** Begin Material shown **
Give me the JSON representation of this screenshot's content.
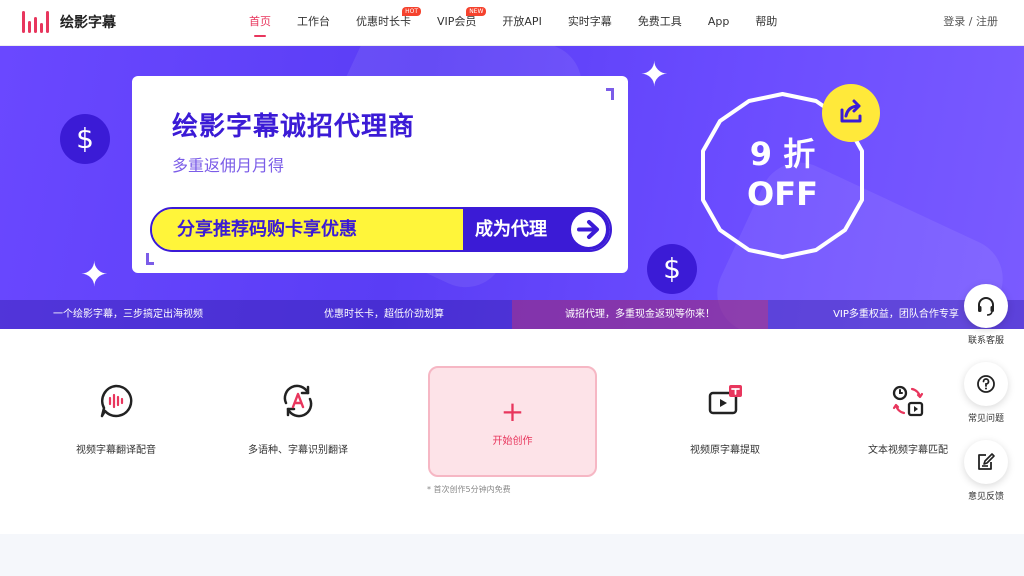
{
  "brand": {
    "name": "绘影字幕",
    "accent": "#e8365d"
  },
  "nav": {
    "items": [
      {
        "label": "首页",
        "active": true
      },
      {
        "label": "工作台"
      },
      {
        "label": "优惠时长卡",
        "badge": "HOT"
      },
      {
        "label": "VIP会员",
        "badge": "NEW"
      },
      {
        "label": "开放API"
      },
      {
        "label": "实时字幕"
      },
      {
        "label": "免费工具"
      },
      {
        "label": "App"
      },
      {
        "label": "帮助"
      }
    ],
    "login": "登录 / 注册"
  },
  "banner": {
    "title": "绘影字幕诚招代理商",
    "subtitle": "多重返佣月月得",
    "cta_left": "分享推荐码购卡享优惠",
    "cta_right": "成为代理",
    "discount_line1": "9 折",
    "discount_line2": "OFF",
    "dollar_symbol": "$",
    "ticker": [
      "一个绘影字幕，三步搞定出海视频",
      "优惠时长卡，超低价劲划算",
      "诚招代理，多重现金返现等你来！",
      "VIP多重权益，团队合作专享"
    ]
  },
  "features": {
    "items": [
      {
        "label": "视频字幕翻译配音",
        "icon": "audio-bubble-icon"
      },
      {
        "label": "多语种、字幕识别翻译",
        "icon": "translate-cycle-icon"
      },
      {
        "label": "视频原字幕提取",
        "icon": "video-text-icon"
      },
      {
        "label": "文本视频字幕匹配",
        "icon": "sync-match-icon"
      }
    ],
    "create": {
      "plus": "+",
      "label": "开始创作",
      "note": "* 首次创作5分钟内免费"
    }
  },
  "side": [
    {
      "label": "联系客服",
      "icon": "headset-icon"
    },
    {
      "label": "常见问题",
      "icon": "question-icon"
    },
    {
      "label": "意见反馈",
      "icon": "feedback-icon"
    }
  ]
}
** End Material shown **
Output every entry word for word, but omit the pictures.

Give me the JSON representation of this screenshot's content.
{
  "brand": {
    "name": "绘影字幕",
    "accent": "#e8365d"
  },
  "nav": {
    "items": [
      {
        "label": "首页",
        "active": true
      },
      {
        "label": "工作台"
      },
      {
        "label": "优惠时长卡",
        "badge": "HOT"
      },
      {
        "label": "VIP会员",
        "badge": "NEW"
      },
      {
        "label": "开放API"
      },
      {
        "label": "实时字幕"
      },
      {
        "label": "免费工具"
      },
      {
        "label": "App"
      },
      {
        "label": "帮助"
      }
    ],
    "login": "登录 / 注册"
  },
  "banner": {
    "title": "绘影字幕诚招代理商",
    "subtitle": "多重返佣月月得",
    "cta_left": "分享推荐码购卡享优惠",
    "cta_right": "成为代理",
    "discount_line1": "9 折",
    "discount_line2": "OFF",
    "dollar_symbol": "$",
    "ticker": [
      "一个绘影字幕，三步搞定出海视频",
      "优惠时长卡，超低价劲划算",
      "诚招代理，多重现金返现等你来！",
      "VIP多重权益，团队合作专享"
    ]
  },
  "features": {
    "items": [
      {
        "label": "视频字幕翻译配音",
        "icon": "audio-bubble-icon"
      },
      {
        "label": "多语种、字幕识别翻译",
        "icon": "translate-cycle-icon"
      },
      {
        "label": "视频原字幕提取",
        "icon": "video-text-icon"
      },
      {
        "label": "文本视频字幕匹配",
        "icon": "sync-match-icon"
      }
    ],
    "create": {
      "plus": "+",
      "label": "开始创作",
      "note": "* 首次创作5分钟内免费"
    }
  },
  "side": [
    {
      "label": "联系客服",
      "icon": "headset-icon"
    },
    {
      "label": "常见问题",
      "icon": "question-icon"
    },
    {
      "label": "意见反馈",
      "icon": "feedback-icon"
    }
  ]
}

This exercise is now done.